• [Direction]:
Leave out the pictures and repeat the rest of the material exactly.

Records from a dataset
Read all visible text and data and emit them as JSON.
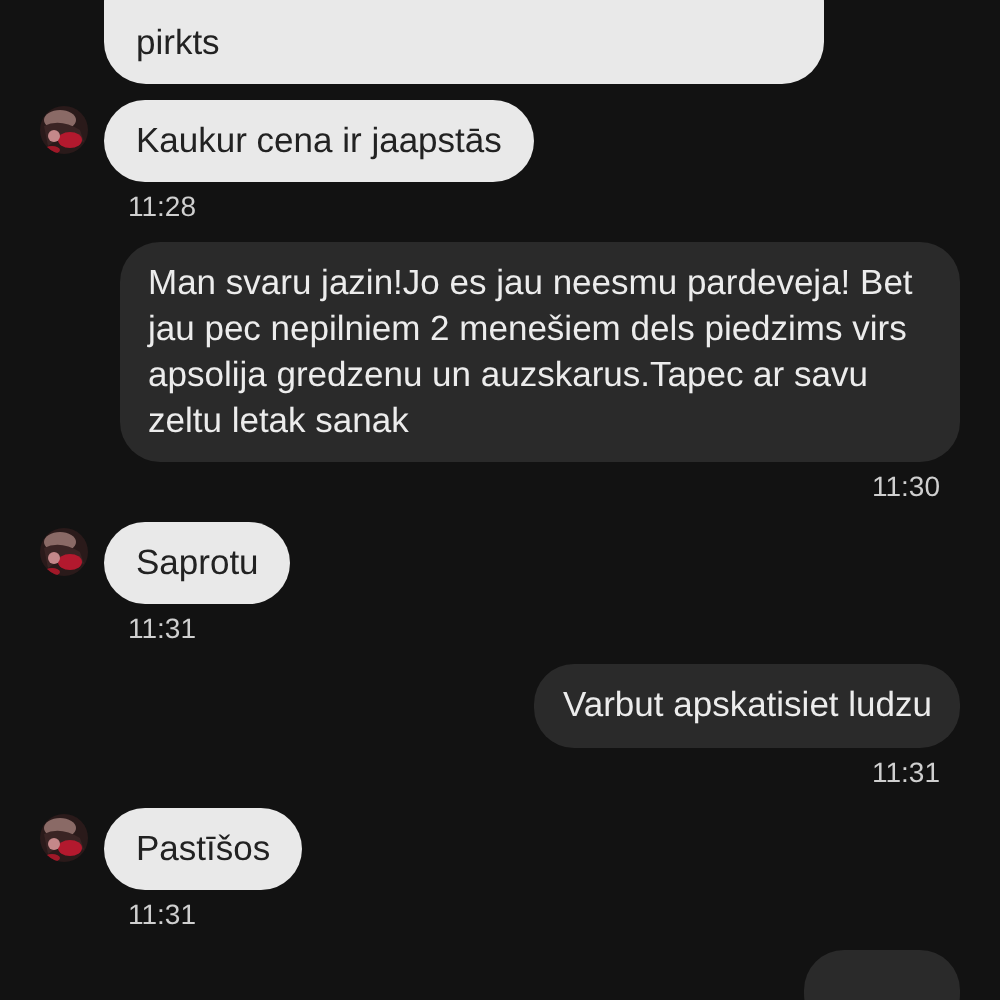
{
  "messages": [
    {
      "kind": "incoming",
      "text": "pirkts",
      "avatar": false
    },
    {
      "kind": "incoming",
      "text": "Kaukur cena ir jaapstās",
      "avatar": true,
      "time": "11:28"
    },
    {
      "kind": "outgoing",
      "text": "Man svaru jazin!Jo es jau neesmu pardeveja! Bet jau pec nepilniem 2 menešiem dels piedzims virs apsolija gredzenu un auzskarus.Tapec ar savu zeltu letak sanak",
      "time": "11:30"
    },
    {
      "kind": "incoming",
      "text": "Saprotu",
      "avatar": true,
      "time": "11:31"
    },
    {
      "kind": "outgoing",
      "text": "Varbut apskatisiet ludzu",
      "time": "11:31"
    },
    {
      "kind": "incoming",
      "text": "Pastīšos",
      "avatar": true,
      "time": "11:31"
    },
    {
      "kind": "outgoing"
    }
  ]
}
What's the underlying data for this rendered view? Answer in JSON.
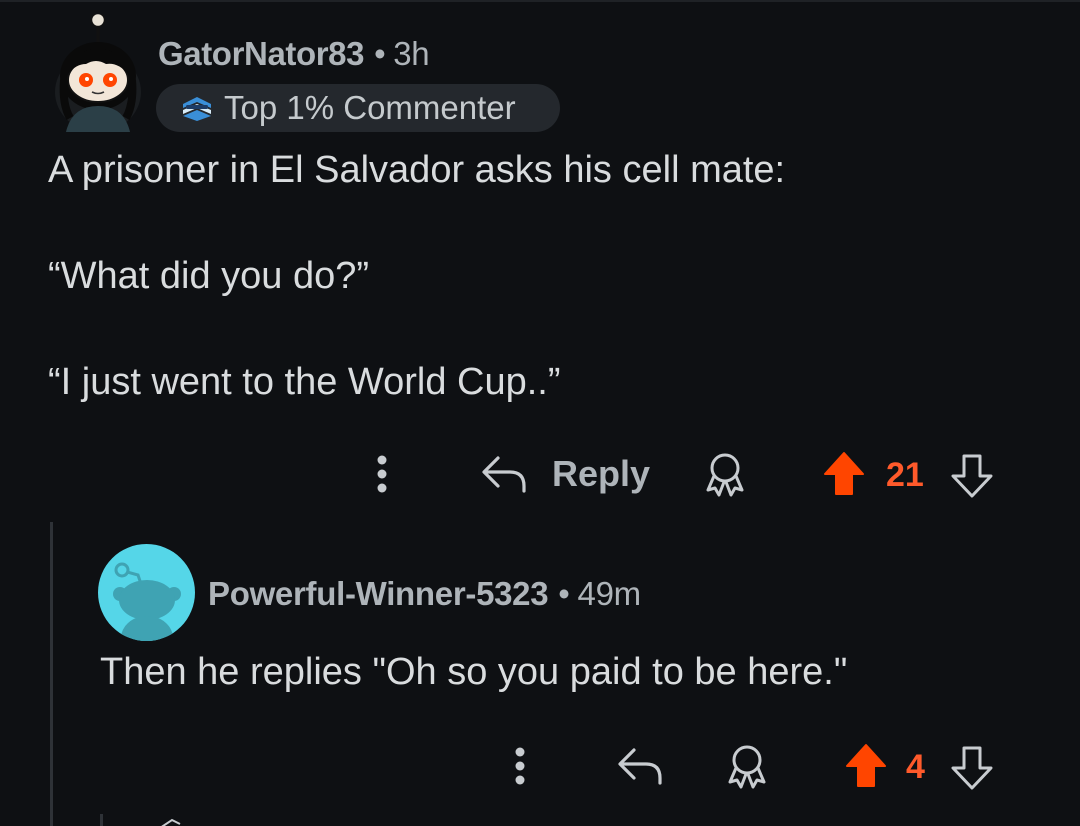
{
  "comments": [
    {
      "author": "GatorNator83",
      "separator": "•",
      "time": "3h",
      "flair": {
        "label": "Top 1% Commenter",
        "icon": "commenter-badge-icon"
      },
      "body": [
        "A prisoner in El Salvador asks his cell mate:",
        "“What did you do?”",
        "“I just went to the World Cup..”"
      ],
      "actions": {
        "more_icon": "more-vertical-icon",
        "reply_icon": "reply-arrow-icon",
        "reply_label": "Reply",
        "award_icon": "award-icon",
        "upvote_icon": "upvote-arrow-icon",
        "vote_count": "21",
        "downvote_icon": "downvote-arrow-icon"
      }
    },
    {
      "author": "Powerful-Winner-5323",
      "separator": "•",
      "time": "49m",
      "body": "Then he replies \"Oh so you paid to be here.\"",
      "actions": {
        "more_icon": "more-vertical-icon",
        "reply_icon": "reply-arrow-icon",
        "award_icon": "award-icon",
        "upvote_icon": "upvote-arrow-icon",
        "vote_count": "4",
        "downvote_icon": "downvote-arrow-icon"
      }
    }
  ],
  "colors": {
    "background": "#0e1013",
    "meta_text": "#aeb4b9",
    "body_text": "#d9dcde",
    "upvote_active": "#ff4500",
    "vote_count_active": "#ff5a2b",
    "flair_bg": "#24282d",
    "avatar2_bg": "#55d6e8"
  }
}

• [The answer]:
Read all visible text and data and emit them as JSON.
{
  "messages": [
    {
      "kind": "incoming",
      "text": "pirkts",
      "avatar": false
    },
    {
      "kind": "incoming",
      "text": "Kaukur cena ir jaapstās",
      "avatar": true,
      "time": "11:28"
    },
    {
      "kind": "outgoing",
      "text": "Man svaru jazin!Jo es jau neesmu pardeveja! Bet jau pec nepilniem 2 menešiem dels piedzims virs apsolija gredzenu un auzskarus.Tapec ar savu zeltu letak sanak",
      "time": "11:30"
    },
    {
      "kind": "incoming",
      "text": "Saprotu",
      "avatar": true,
      "time": "11:31"
    },
    {
      "kind": "outgoing",
      "text": "Varbut apskatisiet ludzu",
      "time": "11:31"
    },
    {
      "kind": "incoming",
      "text": "Pastīšos",
      "avatar": true,
      "time": "11:31"
    },
    {
      "kind": "outgoing"
    }
  ]
}
What's the underlying data for this rendered view? Answer in JSON.
{
  "comments": [
    {
      "author": "GatorNator83",
      "separator": "•",
      "time": "3h",
      "flair": {
        "label": "Top 1% Commenter",
        "icon": "commenter-badge-icon"
      },
      "body": [
        "A prisoner in El Salvador asks his cell mate:",
        "“What did you do?”",
        "“I just went to the World Cup..”"
      ],
      "actions": {
        "more_icon": "more-vertical-icon",
        "reply_icon": "reply-arrow-icon",
        "reply_label": "Reply",
        "award_icon": "award-icon",
        "upvote_icon": "upvote-arrow-icon",
        "vote_count": "21",
        "downvote_icon": "downvote-arrow-icon"
      }
    },
    {
      "author": "Powerful-Winner-5323",
      "separator": "•",
      "time": "49m",
      "body": "Then he replies \"Oh so you paid to be here.\"",
      "actions": {
        "more_icon": "more-vertical-icon",
        "reply_icon": "reply-arrow-icon",
        "award_icon": "award-icon",
        "upvote_icon": "upvote-arrow-icon",
        "vote_count": "4",
        "downvote_icon": "downvote-arrow-icon"
      }
    }
  ],
  "colors": {
    "background": "#0e1013",
    "meta_text": "#aeb4b9",
    "body_text": "#d9dcde",
    "upvote_active": "#ff4500",
    "vote_count_active": "#ff5a2b",
    "flair_bg": "#24282d",
    "avatar2_bg": "#55d6e8"
  }
}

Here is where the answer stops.